** Task details **
Lines that contain the string "Recruits" are to be copied; leave out all others.

Structured figure records:
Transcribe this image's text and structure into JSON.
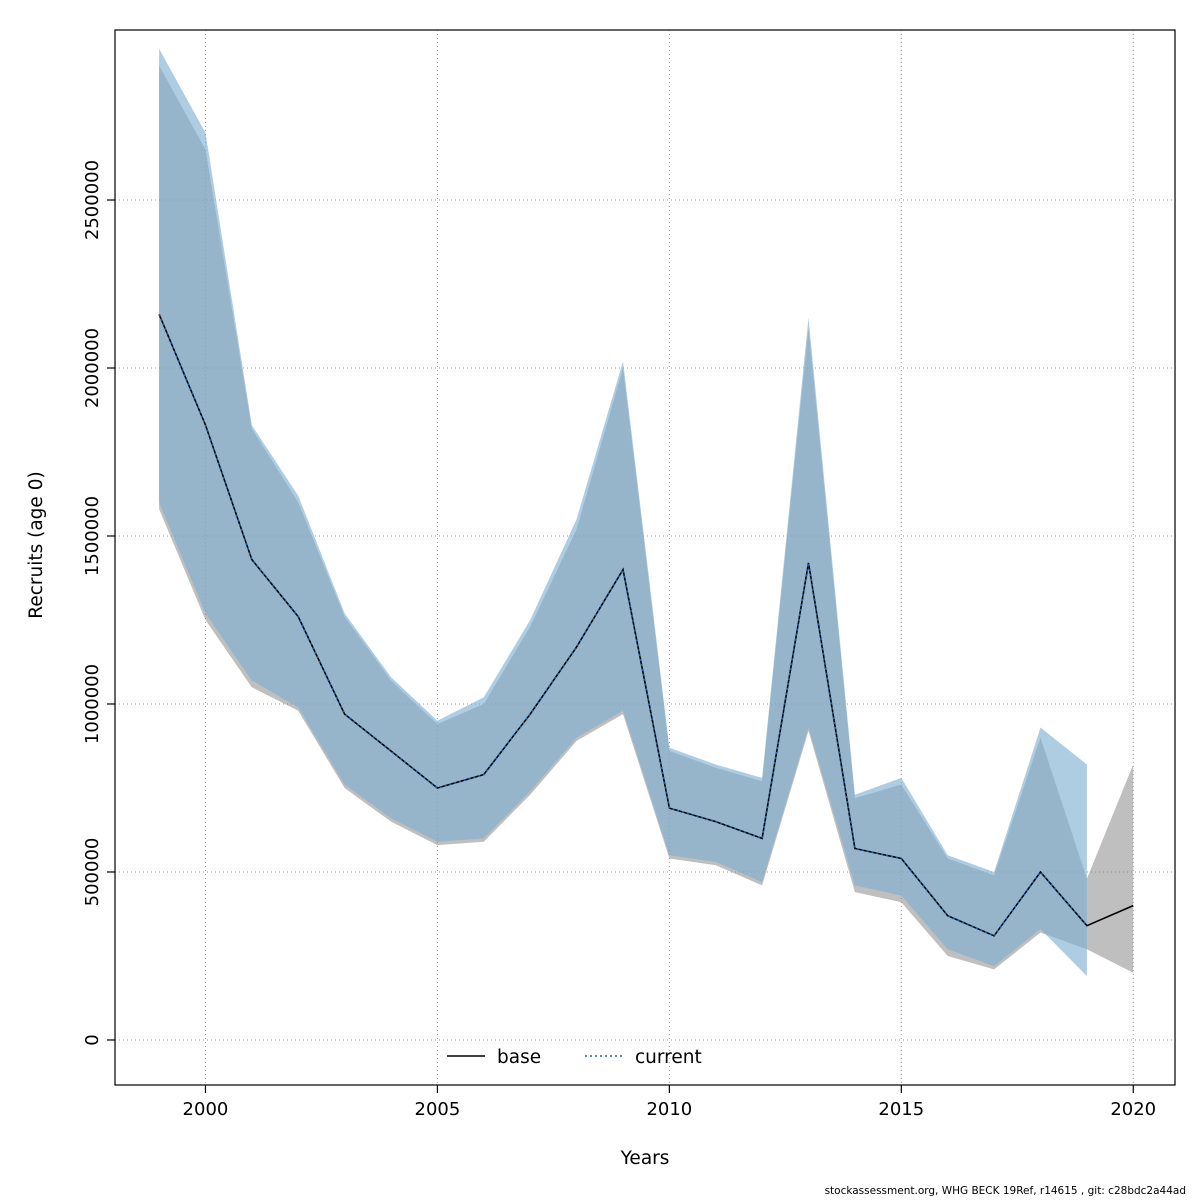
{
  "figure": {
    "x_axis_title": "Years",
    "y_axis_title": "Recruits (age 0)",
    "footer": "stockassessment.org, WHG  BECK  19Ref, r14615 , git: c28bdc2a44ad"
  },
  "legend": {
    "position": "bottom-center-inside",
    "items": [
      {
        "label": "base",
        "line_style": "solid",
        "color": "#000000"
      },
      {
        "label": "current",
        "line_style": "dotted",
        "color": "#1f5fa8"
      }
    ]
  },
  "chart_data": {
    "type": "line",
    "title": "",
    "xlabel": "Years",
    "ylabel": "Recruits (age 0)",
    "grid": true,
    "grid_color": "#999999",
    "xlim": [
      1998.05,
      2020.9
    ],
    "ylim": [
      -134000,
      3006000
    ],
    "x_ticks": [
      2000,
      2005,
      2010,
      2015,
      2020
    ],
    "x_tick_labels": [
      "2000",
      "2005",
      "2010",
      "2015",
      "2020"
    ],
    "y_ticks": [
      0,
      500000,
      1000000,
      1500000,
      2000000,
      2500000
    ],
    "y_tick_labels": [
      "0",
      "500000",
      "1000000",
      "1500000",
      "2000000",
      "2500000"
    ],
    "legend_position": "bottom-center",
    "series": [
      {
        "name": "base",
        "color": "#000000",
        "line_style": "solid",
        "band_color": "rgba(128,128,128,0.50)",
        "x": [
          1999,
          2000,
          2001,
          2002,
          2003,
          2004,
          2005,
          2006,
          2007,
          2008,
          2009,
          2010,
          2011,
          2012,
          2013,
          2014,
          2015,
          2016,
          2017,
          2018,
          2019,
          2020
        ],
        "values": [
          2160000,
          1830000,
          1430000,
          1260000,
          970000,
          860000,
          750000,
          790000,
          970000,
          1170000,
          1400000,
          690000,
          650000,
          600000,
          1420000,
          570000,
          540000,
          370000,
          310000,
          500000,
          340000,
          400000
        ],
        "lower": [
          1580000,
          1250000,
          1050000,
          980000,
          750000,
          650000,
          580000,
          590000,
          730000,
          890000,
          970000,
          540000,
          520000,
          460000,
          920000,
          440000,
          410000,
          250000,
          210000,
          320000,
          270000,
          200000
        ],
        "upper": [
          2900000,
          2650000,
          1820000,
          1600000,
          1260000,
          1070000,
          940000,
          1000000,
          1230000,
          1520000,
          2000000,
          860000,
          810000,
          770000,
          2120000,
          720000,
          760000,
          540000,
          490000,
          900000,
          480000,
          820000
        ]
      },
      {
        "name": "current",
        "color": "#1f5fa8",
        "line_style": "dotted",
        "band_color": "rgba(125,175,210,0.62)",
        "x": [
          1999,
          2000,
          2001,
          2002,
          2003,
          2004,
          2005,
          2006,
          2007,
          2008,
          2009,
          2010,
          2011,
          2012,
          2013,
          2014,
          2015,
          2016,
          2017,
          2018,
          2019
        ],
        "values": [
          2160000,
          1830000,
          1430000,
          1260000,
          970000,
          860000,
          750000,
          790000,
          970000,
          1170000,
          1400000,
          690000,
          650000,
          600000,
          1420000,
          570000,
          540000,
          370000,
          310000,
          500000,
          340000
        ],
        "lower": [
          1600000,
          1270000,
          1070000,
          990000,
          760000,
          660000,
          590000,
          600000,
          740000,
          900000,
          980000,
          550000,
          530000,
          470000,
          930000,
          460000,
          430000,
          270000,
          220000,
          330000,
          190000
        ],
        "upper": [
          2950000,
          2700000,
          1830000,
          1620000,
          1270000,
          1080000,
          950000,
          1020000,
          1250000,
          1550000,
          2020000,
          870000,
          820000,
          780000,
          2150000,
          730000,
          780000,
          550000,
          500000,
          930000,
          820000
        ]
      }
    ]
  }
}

** Full output **
    "y_axis_title": "Recruits (age 0)",
    "ylabel": "Recruits (age 0)",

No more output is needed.